Start SOURCE MATERIAL

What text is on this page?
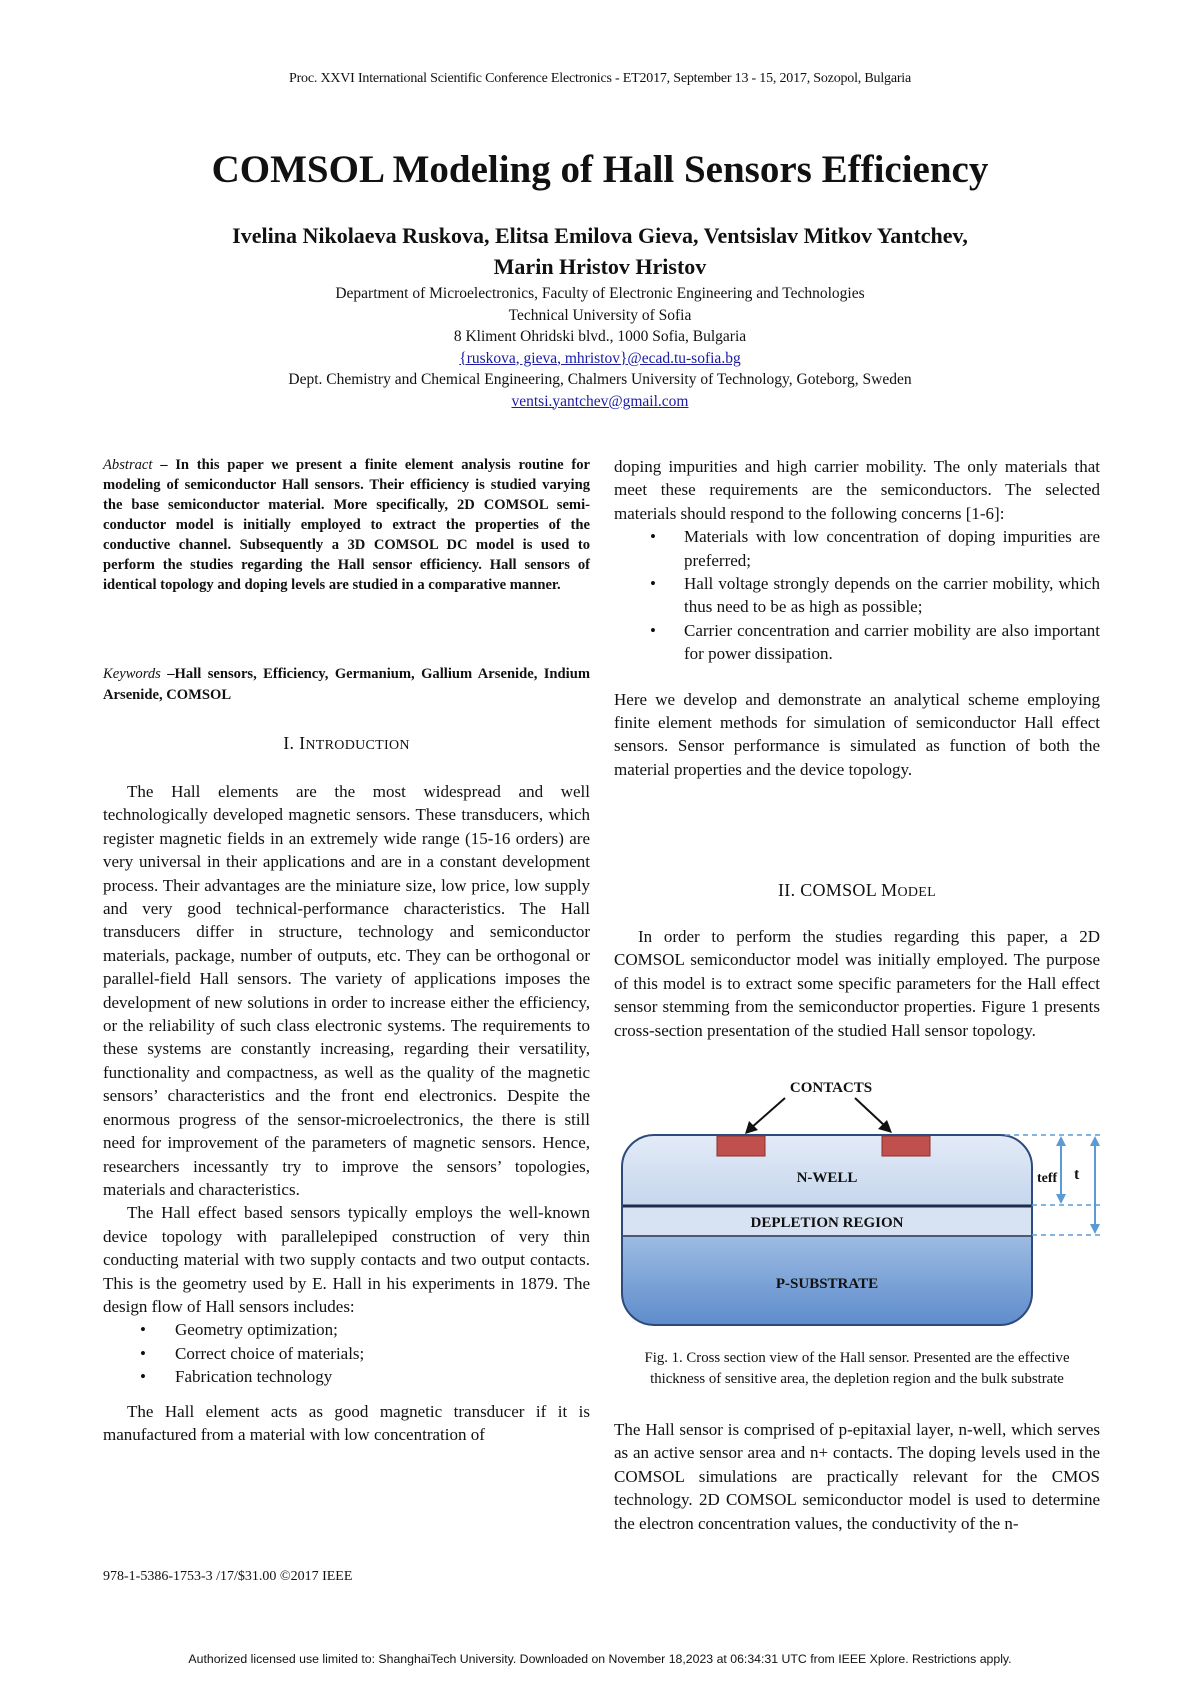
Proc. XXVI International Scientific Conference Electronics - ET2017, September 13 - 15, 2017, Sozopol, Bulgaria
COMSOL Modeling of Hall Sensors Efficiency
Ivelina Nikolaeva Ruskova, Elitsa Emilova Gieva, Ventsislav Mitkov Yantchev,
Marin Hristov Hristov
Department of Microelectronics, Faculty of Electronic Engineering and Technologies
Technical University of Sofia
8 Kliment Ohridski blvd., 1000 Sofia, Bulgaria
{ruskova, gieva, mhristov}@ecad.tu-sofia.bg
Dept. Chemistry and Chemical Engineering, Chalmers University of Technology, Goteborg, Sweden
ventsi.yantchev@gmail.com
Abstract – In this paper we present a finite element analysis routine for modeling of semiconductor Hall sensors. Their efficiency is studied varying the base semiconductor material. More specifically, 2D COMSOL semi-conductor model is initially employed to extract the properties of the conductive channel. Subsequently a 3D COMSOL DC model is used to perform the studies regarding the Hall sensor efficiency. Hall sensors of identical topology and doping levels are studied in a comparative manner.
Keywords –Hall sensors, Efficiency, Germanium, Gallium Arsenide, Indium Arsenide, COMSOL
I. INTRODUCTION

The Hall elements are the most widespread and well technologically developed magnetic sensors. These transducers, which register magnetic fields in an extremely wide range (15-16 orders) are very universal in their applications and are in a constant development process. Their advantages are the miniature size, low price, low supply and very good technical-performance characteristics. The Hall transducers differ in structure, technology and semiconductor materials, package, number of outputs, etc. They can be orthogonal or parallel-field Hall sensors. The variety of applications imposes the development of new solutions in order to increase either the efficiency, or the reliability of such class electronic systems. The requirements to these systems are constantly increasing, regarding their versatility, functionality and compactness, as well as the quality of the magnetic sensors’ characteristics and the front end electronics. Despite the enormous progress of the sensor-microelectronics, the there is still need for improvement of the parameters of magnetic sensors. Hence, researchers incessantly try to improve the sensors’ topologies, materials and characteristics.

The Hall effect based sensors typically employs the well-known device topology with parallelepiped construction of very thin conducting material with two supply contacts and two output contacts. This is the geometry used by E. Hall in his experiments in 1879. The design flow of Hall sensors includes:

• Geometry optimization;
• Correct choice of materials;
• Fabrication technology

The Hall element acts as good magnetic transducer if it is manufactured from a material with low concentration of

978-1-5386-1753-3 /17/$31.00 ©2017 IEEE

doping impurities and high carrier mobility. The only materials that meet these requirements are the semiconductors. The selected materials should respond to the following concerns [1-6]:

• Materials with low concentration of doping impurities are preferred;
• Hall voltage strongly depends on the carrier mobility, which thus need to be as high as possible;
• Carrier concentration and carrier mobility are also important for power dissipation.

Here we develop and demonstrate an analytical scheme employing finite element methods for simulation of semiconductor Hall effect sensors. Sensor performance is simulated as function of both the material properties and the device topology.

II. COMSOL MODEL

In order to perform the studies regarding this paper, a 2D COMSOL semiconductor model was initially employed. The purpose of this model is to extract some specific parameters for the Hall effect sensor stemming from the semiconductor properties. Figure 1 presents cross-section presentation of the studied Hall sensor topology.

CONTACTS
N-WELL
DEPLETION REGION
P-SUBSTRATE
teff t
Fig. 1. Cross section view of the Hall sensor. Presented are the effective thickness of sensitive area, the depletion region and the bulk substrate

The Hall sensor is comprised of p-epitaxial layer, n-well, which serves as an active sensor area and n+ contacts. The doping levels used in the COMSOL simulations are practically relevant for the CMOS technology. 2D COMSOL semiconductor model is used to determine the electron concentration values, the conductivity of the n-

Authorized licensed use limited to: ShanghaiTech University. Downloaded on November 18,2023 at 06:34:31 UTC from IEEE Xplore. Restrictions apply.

End SOURCE MATERIAL
Start SOURCE MATERIAL

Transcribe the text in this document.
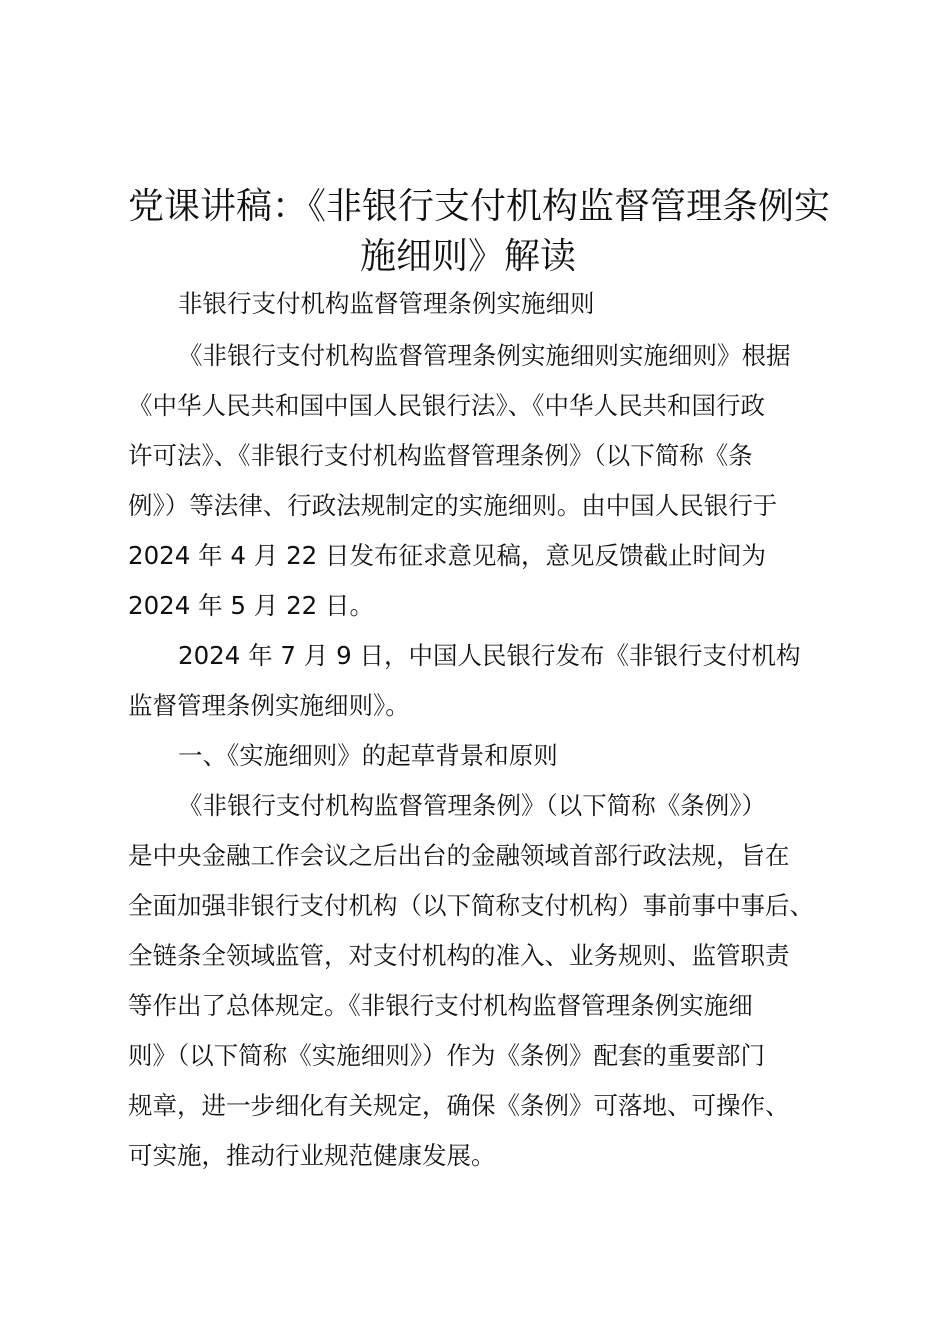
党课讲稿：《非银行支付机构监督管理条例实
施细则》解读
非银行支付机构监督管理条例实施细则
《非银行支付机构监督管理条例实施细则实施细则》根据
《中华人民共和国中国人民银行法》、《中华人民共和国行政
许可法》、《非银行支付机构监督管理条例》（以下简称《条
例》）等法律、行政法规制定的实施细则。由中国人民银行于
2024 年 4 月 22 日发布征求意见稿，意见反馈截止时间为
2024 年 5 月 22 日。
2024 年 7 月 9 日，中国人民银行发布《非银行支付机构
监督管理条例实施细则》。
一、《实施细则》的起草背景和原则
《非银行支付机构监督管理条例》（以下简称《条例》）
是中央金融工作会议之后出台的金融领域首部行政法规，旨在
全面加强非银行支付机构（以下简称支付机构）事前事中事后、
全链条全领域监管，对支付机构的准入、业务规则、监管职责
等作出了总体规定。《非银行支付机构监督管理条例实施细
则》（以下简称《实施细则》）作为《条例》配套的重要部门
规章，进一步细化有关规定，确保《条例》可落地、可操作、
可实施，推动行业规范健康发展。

End SOURCE MATERIAL

**WORK INSTRUCTIONS**
Copy out every line of the data that includes "performance".

**EXERCISE ANSWER**
The Hall elements are the most widespread and well technologically developed magnetic sensors. These transducers, which register magnetic fields in an extremely wide range (15-16 orders) are very universal in their applications and are in a constant development process. Their advantages are the miniature size, low price, low supply and very good technical-performance characteristics. The Hall transducers differ in structure, technology and semiconductor materials, package, number of outputs, etc. They can be orthogonal or parallel-field Hall sensors. The variety of applications imposes the development of new solutions in order to increase either the efficiency, or the reliability of such class electronic systems. The requirements to these systems are constantly increasing, regarding their versatility, functionality and compactness, as well as the quality of the magnetic sensors’ characteristics and the front end electronics. Despite the enormous progress of the sensor-microelectronics, the there is still need for improvement of the parameters of magnetic sensors. Hence, researchers incessantly try to improve the sensors’ topologies, materials and characteristics.
Here we develop and demonstrate an analytical scheme employing finite element methods for simulation of semiconductor Hall effect sensors. Sensor performance is simulated as function of both the material properties and the device topology.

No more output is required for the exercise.